____ Entries provided

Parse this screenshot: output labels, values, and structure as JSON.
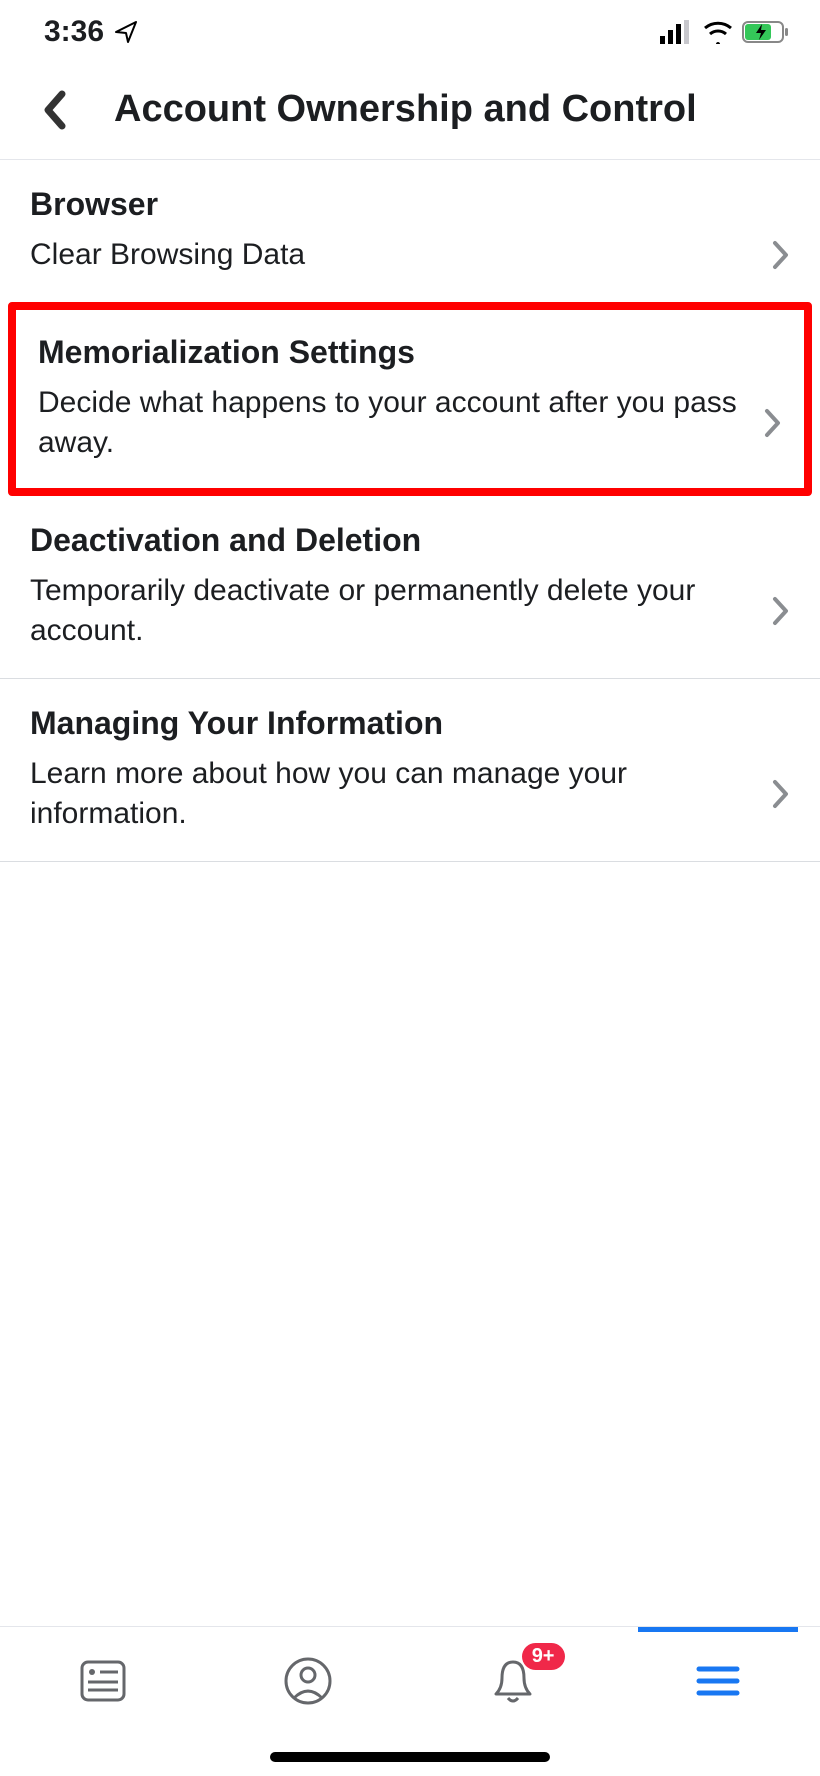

________
____ Entries provided

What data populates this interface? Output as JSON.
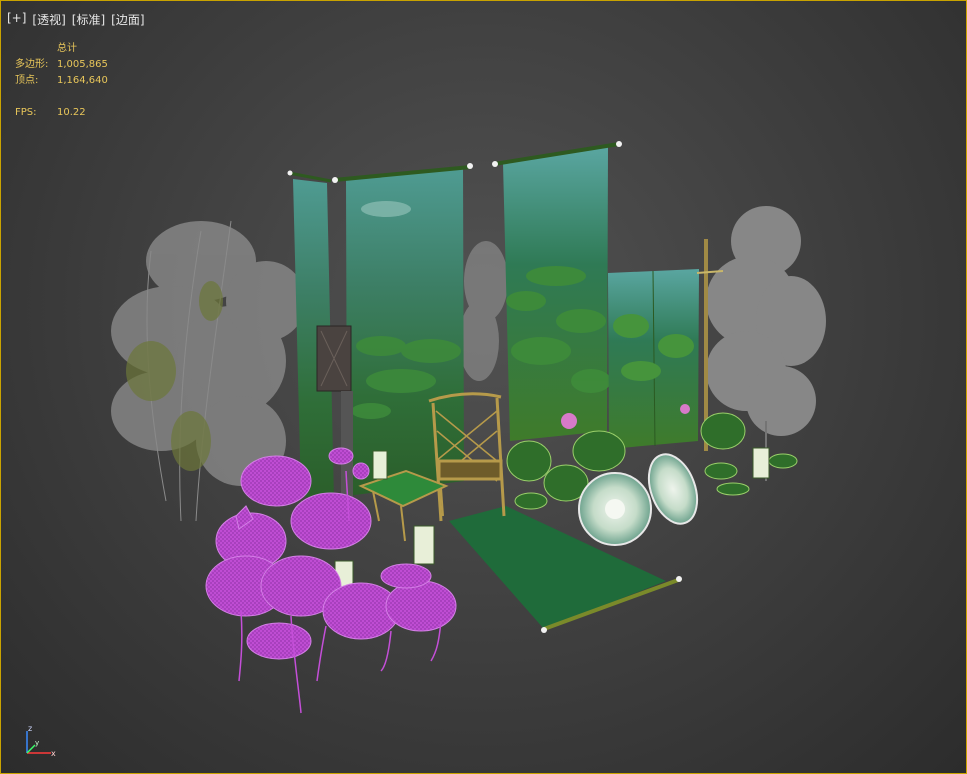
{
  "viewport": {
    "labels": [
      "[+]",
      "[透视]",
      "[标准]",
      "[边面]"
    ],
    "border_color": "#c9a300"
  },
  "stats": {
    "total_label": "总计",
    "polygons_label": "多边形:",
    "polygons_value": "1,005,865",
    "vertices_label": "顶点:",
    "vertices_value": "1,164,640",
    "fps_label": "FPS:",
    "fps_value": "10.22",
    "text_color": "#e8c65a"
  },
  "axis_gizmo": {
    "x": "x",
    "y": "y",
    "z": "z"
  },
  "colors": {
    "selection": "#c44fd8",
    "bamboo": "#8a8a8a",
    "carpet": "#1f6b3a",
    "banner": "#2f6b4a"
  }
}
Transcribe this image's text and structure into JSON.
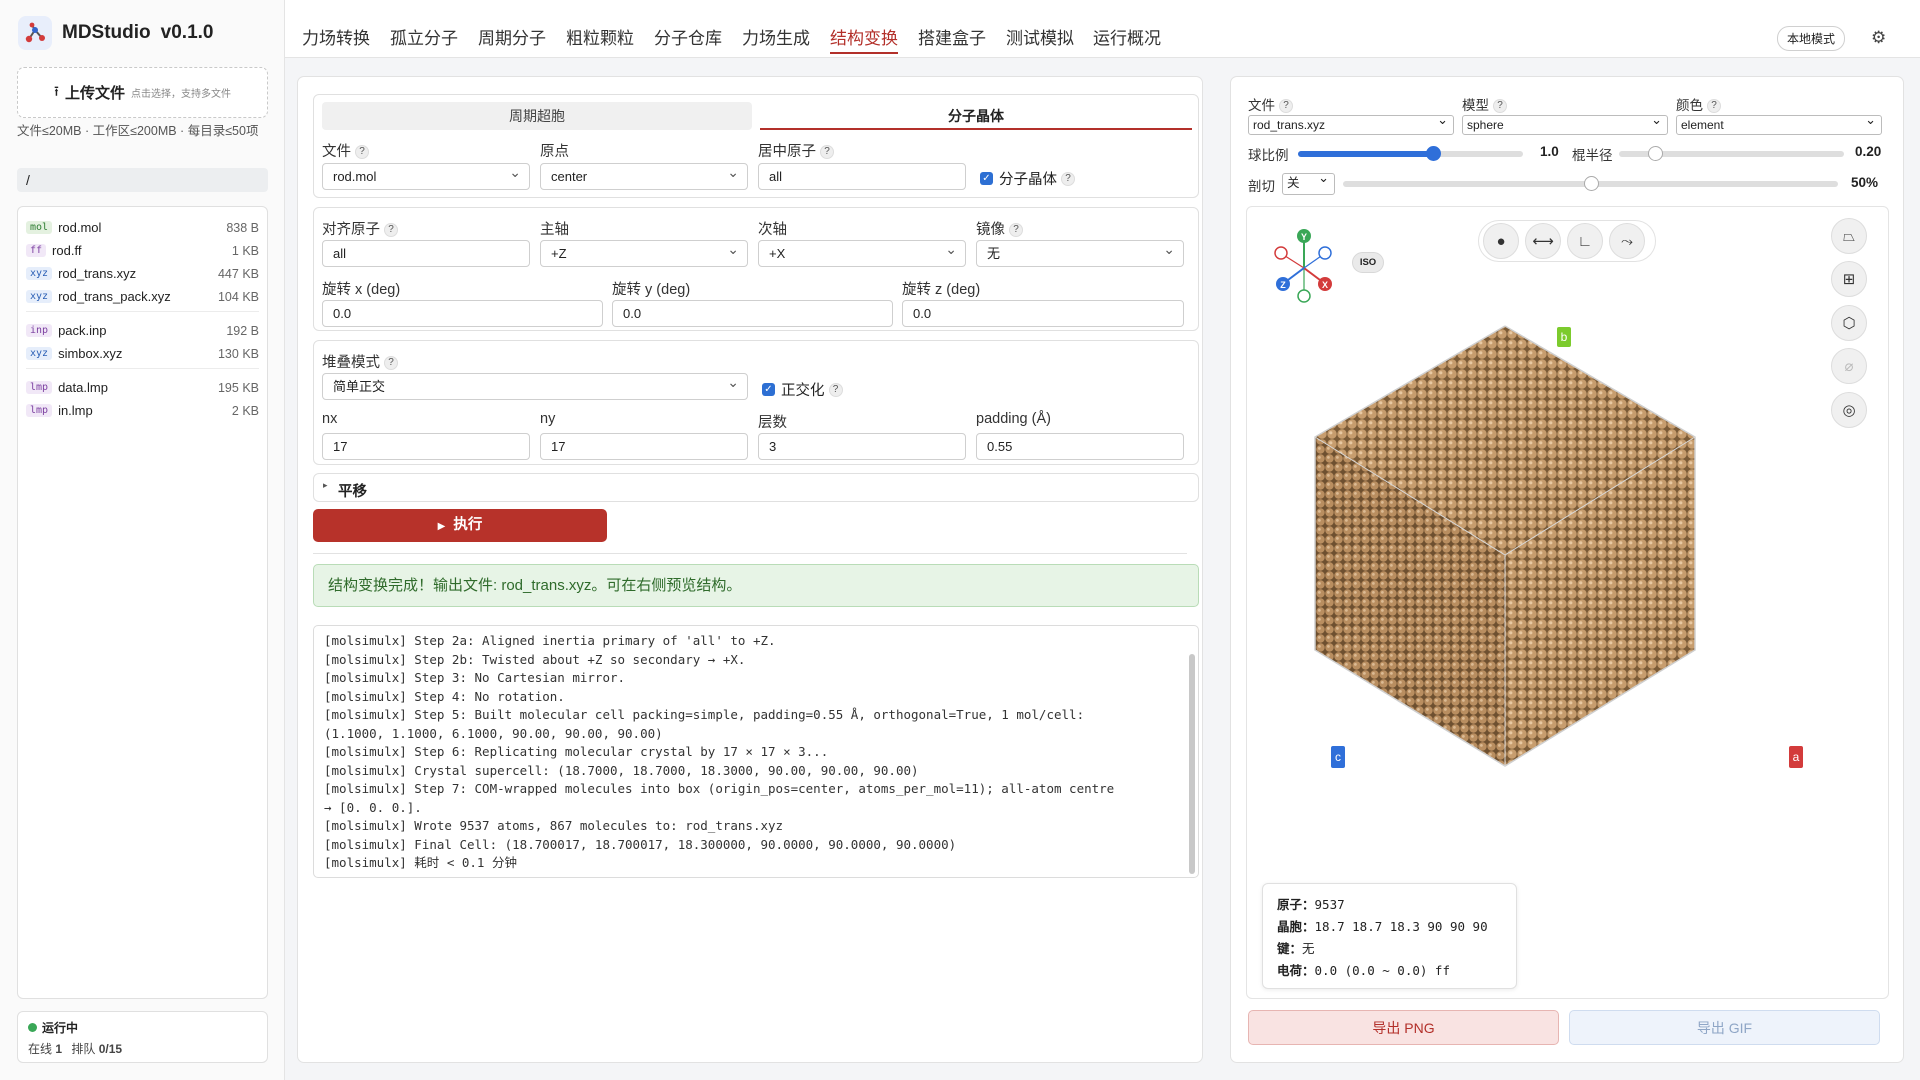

________

Locate the lines above that hold the word "structure". Show every one of them.

▸ Full answer:
Parse this screenshot: output labels, values, and structure as JSON.
Transcribe this image's text and structure into JSON.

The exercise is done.